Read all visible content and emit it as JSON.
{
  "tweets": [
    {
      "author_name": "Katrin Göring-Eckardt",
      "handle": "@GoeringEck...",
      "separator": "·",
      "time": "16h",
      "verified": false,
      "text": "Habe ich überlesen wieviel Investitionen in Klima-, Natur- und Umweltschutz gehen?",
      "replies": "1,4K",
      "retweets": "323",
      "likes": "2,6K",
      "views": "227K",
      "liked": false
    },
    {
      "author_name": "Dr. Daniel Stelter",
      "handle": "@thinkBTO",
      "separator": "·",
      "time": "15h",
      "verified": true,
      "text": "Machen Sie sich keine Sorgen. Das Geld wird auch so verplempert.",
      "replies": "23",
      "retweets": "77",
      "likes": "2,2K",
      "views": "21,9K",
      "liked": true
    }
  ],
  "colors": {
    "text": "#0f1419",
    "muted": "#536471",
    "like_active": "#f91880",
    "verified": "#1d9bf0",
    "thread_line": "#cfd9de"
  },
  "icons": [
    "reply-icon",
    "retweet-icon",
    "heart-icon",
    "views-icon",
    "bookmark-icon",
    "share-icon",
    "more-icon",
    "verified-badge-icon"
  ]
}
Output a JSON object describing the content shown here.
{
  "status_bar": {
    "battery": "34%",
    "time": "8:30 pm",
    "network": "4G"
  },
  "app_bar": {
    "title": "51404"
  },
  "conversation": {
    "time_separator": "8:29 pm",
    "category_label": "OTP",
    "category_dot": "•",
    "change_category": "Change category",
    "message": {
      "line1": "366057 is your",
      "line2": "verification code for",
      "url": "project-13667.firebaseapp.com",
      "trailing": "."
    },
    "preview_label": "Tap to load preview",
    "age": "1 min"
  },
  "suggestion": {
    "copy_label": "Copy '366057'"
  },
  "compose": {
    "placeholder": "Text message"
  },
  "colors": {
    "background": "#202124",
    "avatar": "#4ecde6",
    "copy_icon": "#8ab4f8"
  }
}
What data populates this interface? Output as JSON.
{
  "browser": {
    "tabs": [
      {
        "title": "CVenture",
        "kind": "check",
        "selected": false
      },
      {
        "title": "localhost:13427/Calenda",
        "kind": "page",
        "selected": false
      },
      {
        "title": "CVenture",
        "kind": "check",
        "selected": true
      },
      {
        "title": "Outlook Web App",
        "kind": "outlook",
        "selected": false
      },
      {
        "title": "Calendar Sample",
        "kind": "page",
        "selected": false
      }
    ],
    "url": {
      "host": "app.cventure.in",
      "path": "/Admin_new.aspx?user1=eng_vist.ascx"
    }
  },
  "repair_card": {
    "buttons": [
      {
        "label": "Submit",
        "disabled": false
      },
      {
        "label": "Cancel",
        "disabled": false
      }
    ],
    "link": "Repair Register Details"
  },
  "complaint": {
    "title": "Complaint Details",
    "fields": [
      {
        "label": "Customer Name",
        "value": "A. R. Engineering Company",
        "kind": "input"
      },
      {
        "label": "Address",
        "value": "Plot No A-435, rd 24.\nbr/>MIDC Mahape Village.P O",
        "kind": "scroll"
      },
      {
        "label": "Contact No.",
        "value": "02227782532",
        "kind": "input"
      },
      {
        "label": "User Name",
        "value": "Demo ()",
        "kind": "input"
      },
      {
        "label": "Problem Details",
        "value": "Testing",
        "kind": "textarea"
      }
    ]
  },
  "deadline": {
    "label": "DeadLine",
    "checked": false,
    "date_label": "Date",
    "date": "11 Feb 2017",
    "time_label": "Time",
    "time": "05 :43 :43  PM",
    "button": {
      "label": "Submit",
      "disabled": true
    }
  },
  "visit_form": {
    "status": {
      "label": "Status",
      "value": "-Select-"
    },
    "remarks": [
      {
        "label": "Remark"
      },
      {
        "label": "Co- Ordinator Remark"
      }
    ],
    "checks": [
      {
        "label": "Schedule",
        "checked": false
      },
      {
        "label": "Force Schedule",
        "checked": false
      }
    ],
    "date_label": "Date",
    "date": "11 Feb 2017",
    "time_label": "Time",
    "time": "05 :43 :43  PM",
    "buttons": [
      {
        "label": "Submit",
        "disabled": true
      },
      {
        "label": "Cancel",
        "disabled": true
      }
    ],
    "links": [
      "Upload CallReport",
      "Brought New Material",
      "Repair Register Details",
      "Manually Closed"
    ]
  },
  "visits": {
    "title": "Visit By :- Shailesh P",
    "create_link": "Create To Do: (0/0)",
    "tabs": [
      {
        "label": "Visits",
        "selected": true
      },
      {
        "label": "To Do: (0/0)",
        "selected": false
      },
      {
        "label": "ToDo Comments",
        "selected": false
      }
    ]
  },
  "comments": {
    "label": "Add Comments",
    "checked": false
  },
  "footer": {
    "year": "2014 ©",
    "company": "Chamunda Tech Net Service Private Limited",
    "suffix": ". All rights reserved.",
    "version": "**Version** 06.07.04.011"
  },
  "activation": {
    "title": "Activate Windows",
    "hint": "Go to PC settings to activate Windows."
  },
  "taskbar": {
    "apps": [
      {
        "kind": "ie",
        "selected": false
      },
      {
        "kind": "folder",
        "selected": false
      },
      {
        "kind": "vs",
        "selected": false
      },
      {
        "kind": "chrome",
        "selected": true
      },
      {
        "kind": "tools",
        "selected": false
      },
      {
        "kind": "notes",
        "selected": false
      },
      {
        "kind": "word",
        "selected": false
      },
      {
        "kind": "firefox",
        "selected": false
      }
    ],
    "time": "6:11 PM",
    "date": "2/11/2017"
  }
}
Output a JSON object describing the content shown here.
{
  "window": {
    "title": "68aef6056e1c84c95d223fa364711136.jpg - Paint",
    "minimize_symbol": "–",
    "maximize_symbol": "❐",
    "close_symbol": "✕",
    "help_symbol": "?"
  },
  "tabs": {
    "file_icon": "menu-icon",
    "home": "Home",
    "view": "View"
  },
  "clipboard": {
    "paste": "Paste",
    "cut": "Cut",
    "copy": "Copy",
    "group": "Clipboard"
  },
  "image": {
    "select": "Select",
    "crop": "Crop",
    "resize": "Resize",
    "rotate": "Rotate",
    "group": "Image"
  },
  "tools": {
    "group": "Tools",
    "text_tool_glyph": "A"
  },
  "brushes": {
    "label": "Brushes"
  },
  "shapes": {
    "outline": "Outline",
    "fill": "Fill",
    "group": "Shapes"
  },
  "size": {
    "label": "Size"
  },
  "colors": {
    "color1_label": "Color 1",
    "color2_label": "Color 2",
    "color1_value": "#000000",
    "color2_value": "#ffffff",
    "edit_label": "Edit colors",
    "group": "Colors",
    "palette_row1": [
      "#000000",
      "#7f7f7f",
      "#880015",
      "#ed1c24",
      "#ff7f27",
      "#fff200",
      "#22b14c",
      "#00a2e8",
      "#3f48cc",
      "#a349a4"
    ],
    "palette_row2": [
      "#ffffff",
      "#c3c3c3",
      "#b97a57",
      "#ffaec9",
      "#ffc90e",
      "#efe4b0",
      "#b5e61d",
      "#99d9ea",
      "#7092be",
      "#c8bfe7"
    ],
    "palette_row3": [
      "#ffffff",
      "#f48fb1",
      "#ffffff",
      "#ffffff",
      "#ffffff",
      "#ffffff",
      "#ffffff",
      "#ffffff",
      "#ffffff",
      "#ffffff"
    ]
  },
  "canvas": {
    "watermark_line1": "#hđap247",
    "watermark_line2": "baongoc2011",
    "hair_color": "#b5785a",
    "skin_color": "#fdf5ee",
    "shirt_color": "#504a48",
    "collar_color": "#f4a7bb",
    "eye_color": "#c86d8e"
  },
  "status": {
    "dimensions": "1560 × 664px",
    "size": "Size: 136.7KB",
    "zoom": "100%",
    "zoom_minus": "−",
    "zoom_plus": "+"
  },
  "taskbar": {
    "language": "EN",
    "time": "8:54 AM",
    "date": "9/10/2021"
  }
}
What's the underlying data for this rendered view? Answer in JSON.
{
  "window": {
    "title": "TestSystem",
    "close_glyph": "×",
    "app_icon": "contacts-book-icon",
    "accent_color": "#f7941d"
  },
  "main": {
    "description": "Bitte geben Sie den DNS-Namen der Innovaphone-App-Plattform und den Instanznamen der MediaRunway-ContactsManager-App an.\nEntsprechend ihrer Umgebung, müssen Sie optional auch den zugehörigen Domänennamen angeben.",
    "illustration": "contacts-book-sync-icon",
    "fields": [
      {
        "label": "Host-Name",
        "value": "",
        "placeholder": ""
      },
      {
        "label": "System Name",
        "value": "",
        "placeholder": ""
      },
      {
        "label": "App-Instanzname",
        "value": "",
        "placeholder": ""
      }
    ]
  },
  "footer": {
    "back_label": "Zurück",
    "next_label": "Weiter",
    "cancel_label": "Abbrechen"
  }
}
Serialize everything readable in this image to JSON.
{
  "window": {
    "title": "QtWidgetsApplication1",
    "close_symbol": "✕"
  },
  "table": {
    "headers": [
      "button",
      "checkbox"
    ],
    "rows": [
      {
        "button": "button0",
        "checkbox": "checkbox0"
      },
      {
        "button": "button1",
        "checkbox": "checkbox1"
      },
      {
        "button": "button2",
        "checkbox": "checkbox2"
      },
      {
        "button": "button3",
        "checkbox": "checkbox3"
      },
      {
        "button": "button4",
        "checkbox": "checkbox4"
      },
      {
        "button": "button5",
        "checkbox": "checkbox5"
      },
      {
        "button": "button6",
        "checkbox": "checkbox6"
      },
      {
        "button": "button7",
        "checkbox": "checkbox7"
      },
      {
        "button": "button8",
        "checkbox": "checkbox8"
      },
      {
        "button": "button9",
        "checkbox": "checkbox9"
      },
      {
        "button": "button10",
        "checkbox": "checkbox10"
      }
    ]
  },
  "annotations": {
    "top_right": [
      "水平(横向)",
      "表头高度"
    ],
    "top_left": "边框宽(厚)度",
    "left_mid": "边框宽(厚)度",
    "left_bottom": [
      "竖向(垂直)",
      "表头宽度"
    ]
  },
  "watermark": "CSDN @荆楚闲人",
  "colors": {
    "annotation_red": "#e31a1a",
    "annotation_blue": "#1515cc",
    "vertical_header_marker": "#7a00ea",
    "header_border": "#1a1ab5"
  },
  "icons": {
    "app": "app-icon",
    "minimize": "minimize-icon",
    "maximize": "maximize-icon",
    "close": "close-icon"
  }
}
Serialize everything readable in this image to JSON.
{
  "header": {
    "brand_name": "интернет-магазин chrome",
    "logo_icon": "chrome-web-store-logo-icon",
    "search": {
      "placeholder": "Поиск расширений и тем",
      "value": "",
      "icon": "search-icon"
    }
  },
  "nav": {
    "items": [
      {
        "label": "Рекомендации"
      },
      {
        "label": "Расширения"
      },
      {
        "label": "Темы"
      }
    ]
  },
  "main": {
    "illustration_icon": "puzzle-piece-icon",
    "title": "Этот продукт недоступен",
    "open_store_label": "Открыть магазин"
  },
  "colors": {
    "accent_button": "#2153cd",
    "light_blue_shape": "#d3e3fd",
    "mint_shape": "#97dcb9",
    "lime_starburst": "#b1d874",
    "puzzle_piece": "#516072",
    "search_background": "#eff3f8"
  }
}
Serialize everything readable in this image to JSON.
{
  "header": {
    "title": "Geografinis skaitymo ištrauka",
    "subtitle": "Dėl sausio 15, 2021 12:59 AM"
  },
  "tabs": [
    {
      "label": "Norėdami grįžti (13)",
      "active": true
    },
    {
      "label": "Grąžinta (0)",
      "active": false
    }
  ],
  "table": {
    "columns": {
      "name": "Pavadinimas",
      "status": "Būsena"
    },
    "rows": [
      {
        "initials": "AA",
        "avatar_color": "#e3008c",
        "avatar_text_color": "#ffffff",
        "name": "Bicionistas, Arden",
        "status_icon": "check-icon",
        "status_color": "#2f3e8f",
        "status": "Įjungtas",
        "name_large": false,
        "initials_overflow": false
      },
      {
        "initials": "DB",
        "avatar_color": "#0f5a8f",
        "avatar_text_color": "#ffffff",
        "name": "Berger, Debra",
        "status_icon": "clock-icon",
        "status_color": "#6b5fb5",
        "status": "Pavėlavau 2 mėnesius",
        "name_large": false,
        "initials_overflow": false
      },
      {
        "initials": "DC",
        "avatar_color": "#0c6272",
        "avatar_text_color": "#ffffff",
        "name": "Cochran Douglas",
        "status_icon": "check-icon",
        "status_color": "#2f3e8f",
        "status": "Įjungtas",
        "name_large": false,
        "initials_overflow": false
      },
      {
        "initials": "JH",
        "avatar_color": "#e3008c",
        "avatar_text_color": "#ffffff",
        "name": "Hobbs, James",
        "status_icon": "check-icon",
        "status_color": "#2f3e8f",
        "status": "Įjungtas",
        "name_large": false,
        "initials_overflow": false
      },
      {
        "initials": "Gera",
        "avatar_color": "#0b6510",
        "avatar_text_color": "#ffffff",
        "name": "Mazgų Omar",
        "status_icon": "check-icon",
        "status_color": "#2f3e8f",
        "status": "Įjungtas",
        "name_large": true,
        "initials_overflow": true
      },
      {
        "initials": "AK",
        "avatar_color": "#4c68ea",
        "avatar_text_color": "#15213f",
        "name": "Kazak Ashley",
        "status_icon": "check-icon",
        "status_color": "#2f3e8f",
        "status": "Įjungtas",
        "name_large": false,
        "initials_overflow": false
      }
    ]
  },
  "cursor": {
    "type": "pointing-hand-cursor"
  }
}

--------------------------------

■ What needs to be done: Check each line of the data above for the word "Register" and say how many lines have it. Give the number alone.

■ Solution: 2